REQUEST: Can you print the data exactly and leave out each image?

INFORMATION PROVIDED:
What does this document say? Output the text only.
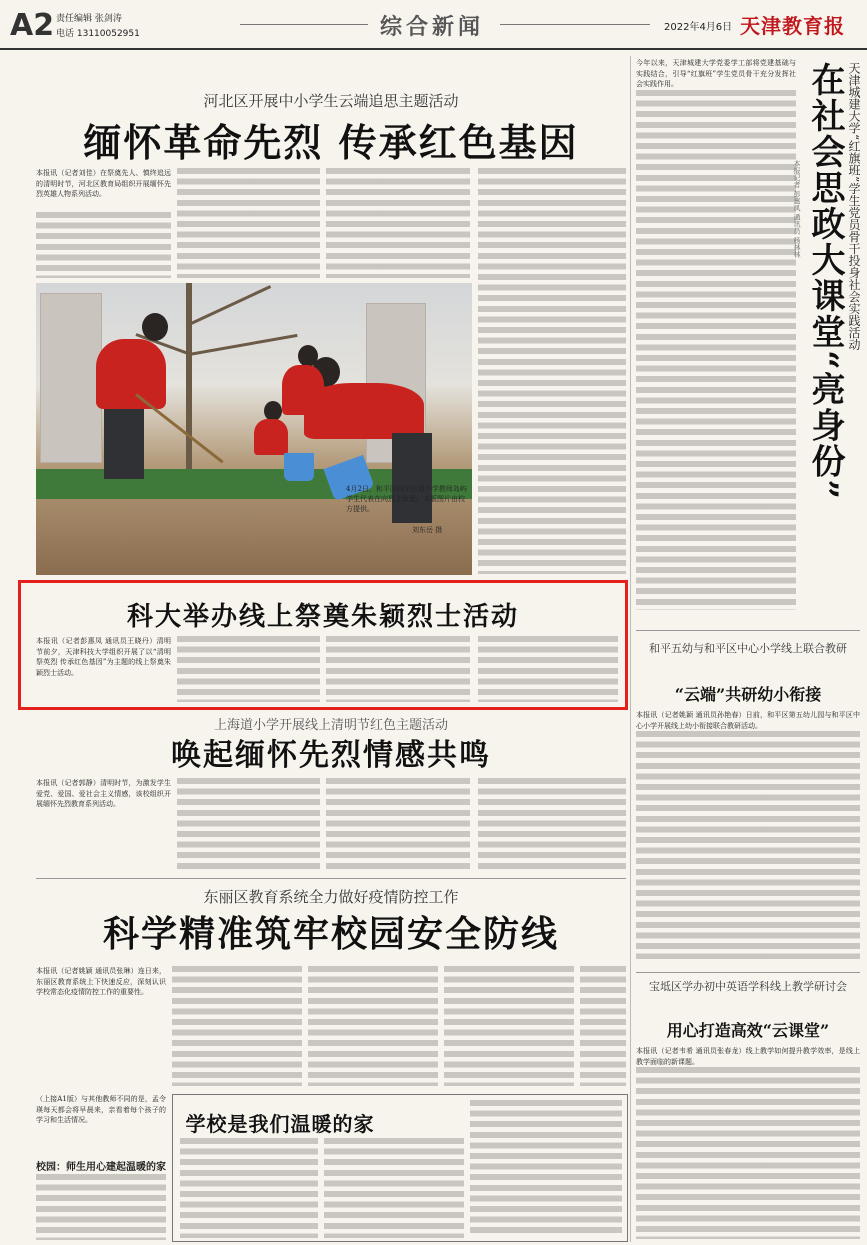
A2 责任编辑 张剑涛
电话 13110052951	综合新闻	2022年4月6日 天津教育报
河北区开展中小学生云端追思主题活动
缅怀革命先烈 传承红色基因
本报讯（记者刘佳）在祭奠先人、慎终追远的清明时节，河北区教育局组织开展缅怀先烈英雄人物系列活动。
4月2日，和平区四中东道小学教师岛屿学生代表在向烈士致意。本版图片由校方提供。
刘东岳 摄
科大举办线上祭奠朱颖烈士活动
本报讯（记者彭惠凤 通讯员王晓丹）清明节前夕，天津科技大学组织开展了以“清明祭英烈 传承红色基因”为主题的线上祭奠朱颖烈士活动。
上海道小学开展线上清明节红色主题活动
唤起缅怀先烈情感共鸣
本报讯（记者郭静）清明时节，为激发学生爱党、爱国、爱社会主义情感，该校组织开展缅怀先烈教育系列活动。
东丽区教育系统全力做好疫情防控工作
科学精准筑牢校园安全防线
本报讯（记者姚颖 通讯员张琳）连日来，东丽区教育系统上下快速反应，深刻认识学校常态化疫情防控工作的重要性。
（上接A1版）与其他教师不同的是，孟令瑛每天都会将早晨来，亲看着每个孩子的学习和生活情况。
校园：师生用心建起温暖的家
学校是我们温暖的家
今年以来，天津城建大学党委学工部将党建基础与实践结合，引导“红旗班”学生党员骨干充分发挥社会实践作用。	天津城建大学“红旗班”学生党员骨干投身社会实践活动
在社会思政大课堂“亮身份”
本报记者 彭惠凤 通讯员 杨林林
和平五幼与和平区中心小学线上联合教研
“云端”共研幼小衔接
本报讯（记者姚颖 通讯员孙艳春）日前，和平区第五幼儿园与和平区中心小学开展线上幼小衔接联合教研活动。
宝坻区学办初中英语学科线上教学研讨会
用心打造高效“云课堂”
本报讯（记者韦希 通讯员张春龙）线上教学如何提升教学效率，是线上教学面临的新课题。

EXERCISE RESPONSE:
What does this document say? Output the text only.
A2 责任编辑 张剑涛
电话 13110052951	综合新闻	2022年4月6日 天津教育报
河北区开展中小学生云端追思主题活动
缅怀革命先烈 传承红色基因
本报讯（记者刘佳）在祭奠先人、慎终追远的清明时节，河北区教育局组织开展缅怀先烈英雄人物系列活动。
4月2日，和平区四中东道小学教师岛屿学生代表在向烈士致意。本版图片由校方提供。
刘东岳 摄
科大举办线上祭奠朱颖烈士活动
本报讯（记者彭惠凤 通讯员王晓丹）清明节前夕，天津科技大学组织开展了以“清明祭英烈 传承红色基因”为主题的线上祭奠朱颖烈士活动。
上海道小学开展线上清明节红色主题活动
唤起缅怀先烈情感共鸣
本报讯（记者郭静）清明时节，为激发学生爱党、爱国、爱社会主义情感，该校组织开展缅怀先烈教育系列活动。
东丽区教育系统全力做好疫情防控工作
科学精准筑牢校园安全防线
本报讯（记者姚颖 通讯员张琳）连日来，东丽区教育系统上下快速反应，深刻认识学校常态化疫情防控工作的重要性。
（上接A1版）与其他教师不同的是，孟令瑛每天都会将早晨来，亲看着每个孩子的学习和生活情况。
校园：师生用心建起温暖的家
学校是我们温暖的家
今年以来，天津城建大学党委学工部将党建基础与实践结合，引导“红旗班”学生党员骨干充分发挥社会实践作用。	天津城建大学“红旗班”学生党员骨干投身社会实践活动
在社会思政大课堂“亮身份”
本报记者 彭惠凤 通讯员 杨林林
和平五幼与和平区中心小学线上联合教研
“云端”共研幼小衔接
本报讯（记者姚颖 通讯员孙艳春）日前，和平区第五幼儿园与和平区中心小学开展线上幼小衔接联合教研活动。
宝坻区学办初中英语学科线上教学研讨会
用心打造高效“云课堂”
本报讯（记者韦希 通讯员张春龙）线上教学如何提升教学效率，是线上教学面临的新课题。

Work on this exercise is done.